Objective:
Your task is to print every entry below exactly as given.

Records:
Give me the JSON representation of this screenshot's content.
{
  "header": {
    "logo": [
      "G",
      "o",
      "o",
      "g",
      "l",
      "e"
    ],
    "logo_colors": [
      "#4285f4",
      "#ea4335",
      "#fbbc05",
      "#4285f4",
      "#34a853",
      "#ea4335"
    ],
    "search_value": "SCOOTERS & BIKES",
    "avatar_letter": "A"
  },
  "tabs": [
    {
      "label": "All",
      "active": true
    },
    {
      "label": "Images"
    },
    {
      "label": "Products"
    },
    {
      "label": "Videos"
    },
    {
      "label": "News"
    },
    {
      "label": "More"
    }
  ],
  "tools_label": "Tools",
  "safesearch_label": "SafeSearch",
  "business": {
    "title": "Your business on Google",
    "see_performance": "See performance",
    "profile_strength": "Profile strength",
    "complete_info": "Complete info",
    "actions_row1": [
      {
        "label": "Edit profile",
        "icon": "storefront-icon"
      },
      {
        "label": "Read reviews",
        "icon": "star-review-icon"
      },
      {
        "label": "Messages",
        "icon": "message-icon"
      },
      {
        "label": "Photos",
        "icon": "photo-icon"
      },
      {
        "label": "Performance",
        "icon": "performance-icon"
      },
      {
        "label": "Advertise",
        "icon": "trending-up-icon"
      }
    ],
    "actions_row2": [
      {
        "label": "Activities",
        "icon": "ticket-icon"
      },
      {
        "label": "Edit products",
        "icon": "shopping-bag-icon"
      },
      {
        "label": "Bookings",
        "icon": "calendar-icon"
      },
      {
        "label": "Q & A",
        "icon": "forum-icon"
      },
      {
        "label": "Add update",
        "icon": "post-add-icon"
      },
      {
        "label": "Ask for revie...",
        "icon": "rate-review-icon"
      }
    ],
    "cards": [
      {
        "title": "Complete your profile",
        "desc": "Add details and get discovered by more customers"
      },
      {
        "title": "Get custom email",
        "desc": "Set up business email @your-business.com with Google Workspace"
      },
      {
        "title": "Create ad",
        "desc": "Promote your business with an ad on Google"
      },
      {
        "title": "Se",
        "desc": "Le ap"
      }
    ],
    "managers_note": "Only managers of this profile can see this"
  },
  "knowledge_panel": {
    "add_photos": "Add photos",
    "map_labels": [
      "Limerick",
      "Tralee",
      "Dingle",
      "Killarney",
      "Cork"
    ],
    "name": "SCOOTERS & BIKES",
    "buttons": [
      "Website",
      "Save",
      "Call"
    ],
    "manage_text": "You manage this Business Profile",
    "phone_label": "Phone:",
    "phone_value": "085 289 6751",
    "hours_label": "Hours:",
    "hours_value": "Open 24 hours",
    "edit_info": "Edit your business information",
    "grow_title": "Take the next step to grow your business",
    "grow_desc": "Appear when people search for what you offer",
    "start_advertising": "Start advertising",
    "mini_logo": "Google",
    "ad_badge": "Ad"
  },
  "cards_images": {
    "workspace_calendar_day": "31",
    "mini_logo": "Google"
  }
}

The reply:
Give me the JSON representation of this screenshot's content.
{
  "header": {
    "logo": [
      "G",
      "o",
      "o",
      "g",
      "l",
      "e"
    ],
    "logo_colors": [
      "#4285f4",
      "#ea4335",
      "#fbbc05",
      "#4285f4",
      "#34a853",
      "#ea4335"
    ],
    "search_value": "SCOOTERS & BIKES",
    "avatar_letter": "A"
  },
  "tabs": [
    {
      "label": "All",
      "active": true
    },
    {
      "label": "Images"
    },
    {
      "label": "Products"
    },
    {
      "label": "Videos"
    },
    {
      "label": "News"
    },
    {
      "label": "More"
    }
  ],
  "tools_label": "Tools",
  "safesearch_label": "SafeSearch",
  "business": {
    "title": "Your business on Google",
    "see_performance": "See performance",
    "profile_strength": "Profile strength",
    "complete_info": "Complete info",
    "actions_row1": [
      {
        "label": "Edit profile",
        "icon": "storefront-icon"
      },
      {
        "label": "Read reviews",
        "icon": "star-review-icon"
      },
      {
        "label": "Messages",
        "icon": "message-icon"
      },
      {
        "label": "Photos",
        "icon": "photo-icon"
      },
      {
        "label": "Performance",
        "icon": "performance-icon"
      },
      {
        "label": "Advertise",
        "icon": "trending-up-icon"
      }
    ],
    "actions_row2": [
      {
        "label": "Activities",
        "icon": "ticket-icon"
      },
      {
        "label": "Edit products",
        "icon": "shopping-bag-icon"
      },
      {
        "label": "Bookings",
        "icon": "calendar-icon"
      },
      {
        "label": "Q & A",
        "icon": "forum-icon"
      },
      {
        "label": "Add update",
        "icon": "post-add-icon"
      },
      {
        "label": "Ask for revie...",
        "icon": "rate-review-icon"
      }
    ],
    "cards": [
      {
        "title": "Complete your profile",
        "desc": "Add details and get discovered by more customers"
      },
      {
        "title": "Get custom email",
        "desc": "Set up business email @your-business.com with Google Workspace"
      },
      {
        "title": "Create ad",
        "desc": "Promote your business with an ad on Google"
      },
      {
        "title": "Se",
        "desc": "Le ap"
      }
    ],
    "managers_note": "Only managers of this profile can see this"
  },
  "knowledge_panel": {
    "add_photos": "Add photos",
    "map_labels": [
      "Limerick",
      "Tralee",
      "Dingle",
      "Killarney",
      "Cork"
    ],
    "name": "SCOOTERS & BIKES",
    "buttons": [
      "Website",
      "Save",
      "Call"
    ],
    "manage_text": "You manage this Business Profile",
    "phone_label": "Phone:",
    "phone_value": "085 289 6751",
    "hours_label": "Hours:",
    "hours_value": "Open 24 hours",
    "edit_info": "Edit your business information",
    "grow_title": "Take the next step to grow your business",
    "grow_desc": "Appear when people search for what you offer",
    "start_advertising": "Start advertising",
    "mini_logo": "Google",
    "ad_badge": "Ad"
  },
  "cards_images": {
    "workspace_calendar_day": "31",
    "mini_logo": "Google"
  }
}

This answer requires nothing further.